Transcribe every line, keeping it exact.

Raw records
---------------
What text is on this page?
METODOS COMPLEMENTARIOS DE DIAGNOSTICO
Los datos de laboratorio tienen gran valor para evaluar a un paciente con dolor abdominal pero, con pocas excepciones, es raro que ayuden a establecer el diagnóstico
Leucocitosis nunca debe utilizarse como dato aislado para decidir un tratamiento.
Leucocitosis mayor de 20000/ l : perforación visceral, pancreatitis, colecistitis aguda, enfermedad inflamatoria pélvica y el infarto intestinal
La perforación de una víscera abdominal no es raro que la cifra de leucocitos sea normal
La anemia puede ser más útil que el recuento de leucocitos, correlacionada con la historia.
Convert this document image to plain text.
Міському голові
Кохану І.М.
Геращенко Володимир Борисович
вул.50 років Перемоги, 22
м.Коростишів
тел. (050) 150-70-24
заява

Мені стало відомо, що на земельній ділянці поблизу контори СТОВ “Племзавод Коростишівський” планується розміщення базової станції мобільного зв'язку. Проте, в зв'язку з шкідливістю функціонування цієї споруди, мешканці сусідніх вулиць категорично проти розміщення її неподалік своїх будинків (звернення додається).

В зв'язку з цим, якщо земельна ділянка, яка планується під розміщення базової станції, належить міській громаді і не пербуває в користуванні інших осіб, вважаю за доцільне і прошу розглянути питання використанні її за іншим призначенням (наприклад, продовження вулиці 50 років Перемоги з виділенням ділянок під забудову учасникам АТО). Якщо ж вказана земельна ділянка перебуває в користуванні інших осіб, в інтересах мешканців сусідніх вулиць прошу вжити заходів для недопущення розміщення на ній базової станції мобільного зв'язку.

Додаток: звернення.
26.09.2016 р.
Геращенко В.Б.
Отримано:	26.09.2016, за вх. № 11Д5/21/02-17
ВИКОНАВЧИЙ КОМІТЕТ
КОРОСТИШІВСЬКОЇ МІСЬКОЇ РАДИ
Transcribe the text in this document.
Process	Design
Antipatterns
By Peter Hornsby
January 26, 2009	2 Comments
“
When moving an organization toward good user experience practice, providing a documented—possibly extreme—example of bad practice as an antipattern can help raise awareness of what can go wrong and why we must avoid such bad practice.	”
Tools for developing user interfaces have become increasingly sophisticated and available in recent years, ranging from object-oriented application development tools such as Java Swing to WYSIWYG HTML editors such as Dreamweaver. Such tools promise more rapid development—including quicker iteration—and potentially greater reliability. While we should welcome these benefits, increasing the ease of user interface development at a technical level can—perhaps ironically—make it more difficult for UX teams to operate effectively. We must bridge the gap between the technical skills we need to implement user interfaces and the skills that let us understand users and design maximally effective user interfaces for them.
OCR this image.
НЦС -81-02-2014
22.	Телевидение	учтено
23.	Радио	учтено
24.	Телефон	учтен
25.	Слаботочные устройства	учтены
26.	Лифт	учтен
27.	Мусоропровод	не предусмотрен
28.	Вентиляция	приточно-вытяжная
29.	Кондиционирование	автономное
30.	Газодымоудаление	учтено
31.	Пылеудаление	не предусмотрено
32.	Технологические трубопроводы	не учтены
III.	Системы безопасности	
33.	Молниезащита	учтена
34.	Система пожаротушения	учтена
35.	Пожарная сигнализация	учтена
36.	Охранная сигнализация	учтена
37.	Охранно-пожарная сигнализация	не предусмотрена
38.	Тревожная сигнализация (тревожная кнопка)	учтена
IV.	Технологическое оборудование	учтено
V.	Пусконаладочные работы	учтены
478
---------------
-- Worked answer --
What text is on this page?
METODOS COMPLEMENTARIOS DE DIAGNOSTICO
Los datos de laboratorio tienen gran valor para evaluar a un paciente con dolor abdominal pero, con pocas excepciones, es raro que ayuden a establecer el diagnóstico
Leucocitosis nunca debe utilizarse como dato aislado para decidir un tratamiento.
Leucocitosis mayor de 20000/ l : perforación visceral, pancreatitis, colecistitis aguda, enfermedad inflamatoria pélvica y el infarto intestinal
La perforación de una víscera abdominal no es raro que la cifra de leucocitos sea normal
La anemia puede ser más útil que el recuento de leucocitos, correlacionada con la historia.
Convert this document image to plain text.
Міському голові
Кохану І.М.
Геращенко Володимир Борисович
вул.50 років Перемоги, 22
м.Коростишів
тел. (050) 150-70-24
заява

Мені стало відомо, що на земельній ділянці поблизу контори СТОВ “Племзавод Коростишівський” планується розміщення базової станції мобільного зв'язку. Проте, в зв'язку з шкідливістю функціонування цієї споруди, мешканці сусідніх вулиць категорично проти розміщення її неподалік своїх будинків (звернення додається).

В зв'язку з цим, якщо земельна ділянка, яка планується під розміщення базової станції, належить міській громаді і не пербуває в користуванні інших осіб, вважаю за доцільне і прошу розглянути питання використанні її за іншим призначенням (наприклад, продовження вулиці 50 років Перемоги з виділенням ділянок під забудову учасникам АТО). Якщо ж вказана земельна ділянка перебуває в користуванні інших осіб, в інтересах мешканців сусідніх вулиць прошу вжити заходів для недопущення розміщення на ній базової станції мобільного зв'язку.

Додаток: звернення.
26.09.2016 р.
Геращенко В.Б.
Отримано:	26.09.2016, за вх. № 11Д5/21/02-17
ВИКОНАВЧИЙ КОМІТЕТ
КОРОСТИШІВСЬКОЇ МІСЬКОЇ РАДИ
Transcribe the text in this document.
Process	Design
Antipatterns
By Peter Hornsby
January 26, 2009	2 Comments
“
When moving an organization toward good user experience practice, providing a documented—possibly extreme—example of bad practice as an antipattern can help raise awareness of what can go wrong and why we must avoid such bad practice.	”
Tools for developing user interfaces have become increasingly sophisticated and available in recent years, ranging from object-oriented application development tools such as Java Swing to WYSIWYG HTML editors such as Dreamweaver. Such tools promise more rapid development—including quicker iteration—and potentially greater reliability. While we should welcome these benefits, increasing the ease of user interface development at a technical level can—perhaps ironically—make it more difficult for UX teams to operate effectively. We must bridge the gap between the technical skills we need to implement user interfaces and the skills that let us understand users and design maximally effective user interfaces for them.
OCR this image.
НЦС -81-02-2014
22.	Телевидение	учтено
23.	Радио	учтено
24.	Телефон	учтен
25.	Слаботочные устройства	учтены
26.	Лифт	учтен
27.	Мусоропровод	не предусмотрен
28.	Вентиляция	приточно-вытяжная
29.	Кондиционирование	автономное
30.	Газодымоудаление	учтено
31.	Пылеудаление	не предусмотрено
32.	Технологические трубопроводы	не учтены
III.	Системы безопасности	
33.	Молниезащита	учтена
34.	Система пожаротушения	учтена
35.	Пожарная сигнализация	учтена
36.	Охранная сигнализация	учтена
37.	Охранно-пожарная сигнализация	не предусмотрена
38.	Тревожная сигнализация (тревожная кнопка)	учтена
IV.	Технологическое оборудование	учтено
V.	Пусконаладочные работы	учтены
478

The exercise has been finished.